═════ DATA SUPPLIED ═════
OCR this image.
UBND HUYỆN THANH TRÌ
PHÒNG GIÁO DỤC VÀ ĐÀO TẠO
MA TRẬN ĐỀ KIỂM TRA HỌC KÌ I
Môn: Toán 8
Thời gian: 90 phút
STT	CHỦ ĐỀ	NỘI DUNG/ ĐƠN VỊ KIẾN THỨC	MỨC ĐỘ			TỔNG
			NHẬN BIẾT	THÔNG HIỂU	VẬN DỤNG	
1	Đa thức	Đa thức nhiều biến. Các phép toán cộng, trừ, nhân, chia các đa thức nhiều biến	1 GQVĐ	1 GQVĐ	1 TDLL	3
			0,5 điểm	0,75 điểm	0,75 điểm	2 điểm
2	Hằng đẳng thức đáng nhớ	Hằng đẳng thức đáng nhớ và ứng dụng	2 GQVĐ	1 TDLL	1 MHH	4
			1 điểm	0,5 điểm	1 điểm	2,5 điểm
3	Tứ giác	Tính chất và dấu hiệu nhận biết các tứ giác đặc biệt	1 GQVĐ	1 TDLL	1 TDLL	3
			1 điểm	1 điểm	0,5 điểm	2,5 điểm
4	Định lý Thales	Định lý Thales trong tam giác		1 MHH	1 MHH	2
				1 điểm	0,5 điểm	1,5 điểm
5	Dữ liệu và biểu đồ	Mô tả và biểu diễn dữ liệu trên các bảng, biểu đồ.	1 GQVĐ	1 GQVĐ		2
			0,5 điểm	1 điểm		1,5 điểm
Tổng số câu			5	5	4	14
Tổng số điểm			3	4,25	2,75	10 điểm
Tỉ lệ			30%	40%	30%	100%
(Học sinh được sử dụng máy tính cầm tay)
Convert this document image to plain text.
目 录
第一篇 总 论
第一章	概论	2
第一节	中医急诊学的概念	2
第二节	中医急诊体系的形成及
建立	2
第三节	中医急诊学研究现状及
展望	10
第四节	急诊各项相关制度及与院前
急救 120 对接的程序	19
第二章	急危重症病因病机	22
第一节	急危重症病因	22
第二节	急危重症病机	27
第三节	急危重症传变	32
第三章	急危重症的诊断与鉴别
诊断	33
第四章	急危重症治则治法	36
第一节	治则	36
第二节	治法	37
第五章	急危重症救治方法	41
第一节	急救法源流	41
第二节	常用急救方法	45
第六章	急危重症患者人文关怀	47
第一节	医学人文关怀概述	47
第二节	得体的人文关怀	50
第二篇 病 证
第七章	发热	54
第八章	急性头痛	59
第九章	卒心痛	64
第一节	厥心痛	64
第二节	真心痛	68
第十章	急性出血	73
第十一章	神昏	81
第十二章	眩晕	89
═════
Copy all the records above precisely.

OCR this image.
UBND HUYỆN THANH TRÌ
PHÒNG GIÁO DỤC VÀ ĐÀO TẠO
MA TRẬN ĐỀ KIỂM TRA HỌC KÌ I
Môn: Toán 8
Thời gian: 90 phút
STT	CHỦ ĐỀ	NỘI DUNG/ ĐƠN VỊ KIẾN THỨC	MỨC ĐỘ			TỔNG
			NHẬN BIẾT	THÔNG HIỂU	VẬN DỤNG	
1	Đa thức	Đa thức nhiều biến. Các phép toán cộng, trừ, nhân, chia các đa thức nhiều biến	1 GQVĐ	1 GQVĐ	1 TDLL	3
			0,5 điểm	0,75 điểm	0,75 điểm	2 điểm
2	Hằng đẳng thức đáng nhớ	Hằng đẳng thức đáng nhớ và ứng dụng	2 GQVĐ	1 TDLL	1 MHH	4
			1 điểm	0,5 điểm	1 điểm	2,5 điểm
3	Tứ giác	Tính chất và dấu hiệu nhận biết các tứ giác đặc biệt	1 GQVĐ	1 TDLL	1 TDLL	3
			1 điểm	1 điểm	0,5 điểm	2,5 điểm
4	Định lý Thales	Định lý Thales trong tam giác		1 MHH	1 MHH	2
				1 điểm	0,5 điểm	1,5 điểm
5	Dữ liệu và biểu đồ	Mô tả và biểu diễn dữ liệu trên các bảng, biểu đồ.	1 GQVĐ	1 GQVĐ		2
			0,5 điểm	1 điểm		1,5 điểm
Tổng số câu			5	5	4	14
Tổng số điểm			3	4,25	2,75	10 điểm
Tỉ lệ			30%	40%	30%	100%
(Học sinh được sử dụng máy tính cầm tay)
Convert this document image to plain text.
目 录
第一篇 总 论
第一章	概论	2
第一节	中医急诊学的概念	2
第二节	中医急诊体系的形成及
建立	2
第三节	中医急诊学研究现状及
展望	10
第四节	急诊各项相关制度及与院前
急救 120 对接的程序	19
第二章	急危重症病因病机	22
第一节	急危重症病因	22
第二节	急危重症病机	27
第三节	急危重症传变	32
第三章	急危重症的诊断与鉴别
诊断	33
第四章	急危重症治则治法	36
第一节	治则	36
第二节	治法	37
第五章	急危重症救治方法	41
第一节	急救法源流	41
第二节	常用急救方法	45
第六章	急危重症患者人文关怀	47
第一节	医学人文关怀概述	47
第二节	得体的人文关怀	50
第二篇 病 证
第七章	发热	54
第八章	急性头痛	59
第九章	卒心痛	64
第一节	厥心痛	64
第二节	真心痛	68
第十章	急性出血	73
第十一章	神昏	81
第十二章	眩晕	89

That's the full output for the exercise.